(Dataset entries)
*****

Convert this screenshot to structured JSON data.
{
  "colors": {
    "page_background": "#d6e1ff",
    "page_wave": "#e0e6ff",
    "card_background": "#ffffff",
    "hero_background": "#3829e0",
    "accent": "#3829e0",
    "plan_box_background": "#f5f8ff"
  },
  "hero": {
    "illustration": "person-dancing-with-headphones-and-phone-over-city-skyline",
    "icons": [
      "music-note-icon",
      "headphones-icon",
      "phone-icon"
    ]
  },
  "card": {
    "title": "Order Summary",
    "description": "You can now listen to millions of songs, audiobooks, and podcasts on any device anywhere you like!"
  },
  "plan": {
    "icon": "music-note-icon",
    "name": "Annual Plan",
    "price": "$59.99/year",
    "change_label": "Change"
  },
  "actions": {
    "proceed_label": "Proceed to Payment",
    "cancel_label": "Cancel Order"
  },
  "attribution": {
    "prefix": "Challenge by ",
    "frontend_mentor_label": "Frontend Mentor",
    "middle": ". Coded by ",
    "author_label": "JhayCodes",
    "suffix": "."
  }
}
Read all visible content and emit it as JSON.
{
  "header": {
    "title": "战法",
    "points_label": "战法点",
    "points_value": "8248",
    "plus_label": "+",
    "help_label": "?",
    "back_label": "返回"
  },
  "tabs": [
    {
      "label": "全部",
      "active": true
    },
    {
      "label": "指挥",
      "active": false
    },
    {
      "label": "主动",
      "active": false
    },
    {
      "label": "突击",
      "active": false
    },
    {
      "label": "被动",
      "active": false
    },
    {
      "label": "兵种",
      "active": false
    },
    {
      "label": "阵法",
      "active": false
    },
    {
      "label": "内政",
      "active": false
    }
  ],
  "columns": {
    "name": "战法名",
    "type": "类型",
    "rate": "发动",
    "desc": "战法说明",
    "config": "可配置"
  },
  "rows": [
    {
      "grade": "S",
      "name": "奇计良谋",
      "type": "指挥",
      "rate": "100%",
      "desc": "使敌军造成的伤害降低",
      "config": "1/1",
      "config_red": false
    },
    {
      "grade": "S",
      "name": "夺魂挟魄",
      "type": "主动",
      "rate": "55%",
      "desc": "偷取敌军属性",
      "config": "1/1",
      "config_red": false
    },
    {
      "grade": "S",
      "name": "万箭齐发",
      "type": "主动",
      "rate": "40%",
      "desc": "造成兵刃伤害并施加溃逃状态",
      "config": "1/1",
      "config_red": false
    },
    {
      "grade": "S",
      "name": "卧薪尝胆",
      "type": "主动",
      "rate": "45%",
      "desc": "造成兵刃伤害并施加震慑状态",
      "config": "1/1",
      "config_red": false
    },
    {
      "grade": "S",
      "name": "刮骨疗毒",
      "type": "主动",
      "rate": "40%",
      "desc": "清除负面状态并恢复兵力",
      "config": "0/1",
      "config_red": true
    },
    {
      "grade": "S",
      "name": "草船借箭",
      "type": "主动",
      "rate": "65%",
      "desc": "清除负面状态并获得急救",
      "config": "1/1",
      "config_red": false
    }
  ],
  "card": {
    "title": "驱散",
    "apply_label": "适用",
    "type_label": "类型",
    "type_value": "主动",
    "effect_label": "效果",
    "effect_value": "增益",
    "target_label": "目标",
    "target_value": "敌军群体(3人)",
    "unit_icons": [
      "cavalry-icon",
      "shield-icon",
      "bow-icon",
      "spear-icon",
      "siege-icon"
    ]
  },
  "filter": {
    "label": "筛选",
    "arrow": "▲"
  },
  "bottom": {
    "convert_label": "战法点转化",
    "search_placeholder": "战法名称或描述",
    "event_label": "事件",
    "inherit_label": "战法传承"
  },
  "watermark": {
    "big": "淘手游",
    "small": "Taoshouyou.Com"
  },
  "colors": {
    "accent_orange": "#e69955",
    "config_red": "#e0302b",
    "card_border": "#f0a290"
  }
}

*****

#### Short problem:
Copy down the material exactly as written.

#### Finished exercise:
Convert this screenshot to structured JSON data.
{
  "colors": {
    "page_background": "#d6e1ff",
    "page_wave": "#e0e6ff",
    "card_background": "#ffffff",
    "hero_background": "#3829e0",
    "accent": "#3829e0",
    "plan_box_background": "#f5f8ff"
  },
  "hero": {
    "illustration": "person-dancing-with-headphones-and-phone-over-city-skyline",
    "icons": [
      "music-note-icon",
      "headphones-icon",
      "phone-icon"
    ]
  },
  "card": {
    "title": "Order Summary",
    "description": "You can now listen to millions of songs, audiobooks, and podcasts on any device anywhere you like!"
  },
  "plan": {
    "icon": "music-note-icon",
    "name": "Annual Plan",
    "price": "$59.99/year",
    "change_label": "Change"
  },
  "actions": {
    "proceed_label": "Proceed to Payment",
    "cancel_label": "Cancel Order"
  },
  "attribution": {
    "prefix": "Challenge by ",
    "frontend_mentor_label": "Frontend Mentor",
    "middle": ". Coded by ",
    "author_label": "JhayCodes",
    "suffix": "."
  }
}
Read all visible content and emit it as JSON.
{
  "header": {
    "title": "战法",
    "points_label": "战法点",
    "points_value": "8248",
    "plus_label": "+",
    "help_label": "?",
    "back_label": "返回"
  },
  "tabs": [
    {
      "label": "全部",
      "active": true
    },
    {
      "label": "指挥",
      "active": false
    },
    {
      "label": "主动",
      "active": false
    },
    {
      "label": "突击",
      "active": false
    },
    {
      "label": "被动",
      "active": false
    },
    {
      "label": "兵种",
      "active": false
    },
    {
      "label": "阵法",
      "active": false
    },
    {
      "label": "内政",
      "active": false
    }
  ],
  "columns": {
    "name": "战法名",
    "type": "类型",
    "rate": "发动",
    "desc": "战法说明",
    "config": "可配置"
  },
  "rows": [
    {
      "grade": "S",
      "name": "奇计良谋",
      "type": "指挥",
      "rate": "100%",
      "desc": "使敌军造成的伤害降低",
      "config": "1/1",
      "config_red": false
    },
    {
      "grade": "S",
      "name": "夺魂挟魄",
      "type": "主动",
      "rate": "55%",
      "desc": "偷取敌军属性",
      "config": "1/1",
      "config_red": false
    },
    {
      "grade": "S",
      "name": "万箭齐发",
      "type": "主动",
      "rate": "40%",
      "desc": "造成兵刃伤害并施加溃逃状态",
      "config": "1/1",
      "config_red": false
    },
    {
      "grade": "S",
      "name": "卧薪尝胆",
      "type": "主动",
      "rate": "45%",
      "desc": "造成兵刃伤害并施加震慑状态",
      "config": "1/1",
      "config_red": false
    },
    {
      "grade": "S",
      "name": "刮骨疗毒",
      "type": "主动",
      "rate": "40%",
      "desc": "清除负面状态并恢复兵力",
      "config": "0/1",
      "config_red": true
    },
    {
      "grade": "S",
      "name": "草船借箭",
      "type": "主动",
      "rate": "65%",
      "desc": "清除负面状态并获得急救",
      "config": "1/1",
      "config_red": false
    }
  ],
  "card": {
    "title": "驱散",
    "apply_label": "适用",
    "type_label": "类型",
    "type_value": "主动",
    "effect_label": "效果",
    "effect_value": "增益",
    "target_label": "目标",
    "target_value": "敌军群体(3人)",
    "unit_icons": [
      "cavalry-icon",
      "shield-icon",
      "bow-icon",
      "spear-icon",
      "siege-icon"
    ]
  },
  "filter": {
    "label": "筛选",
    "arrow": "▲"
  },
  "bottom": {
    "convert_label": "战法点转化",
    "search_placeholder": "战法名称或描述",
    "event_label": "事件",
    "inherit_label": "战法传承"
  },
  "watermark": {
    "big": "淘手游",
    "small": "Taoshouyou.Com"
  },
  "colors": {
    "accent_orange": "#e69955",
    "config_red": "#e0302b",
    "card_border": "#f0a290"
  }
}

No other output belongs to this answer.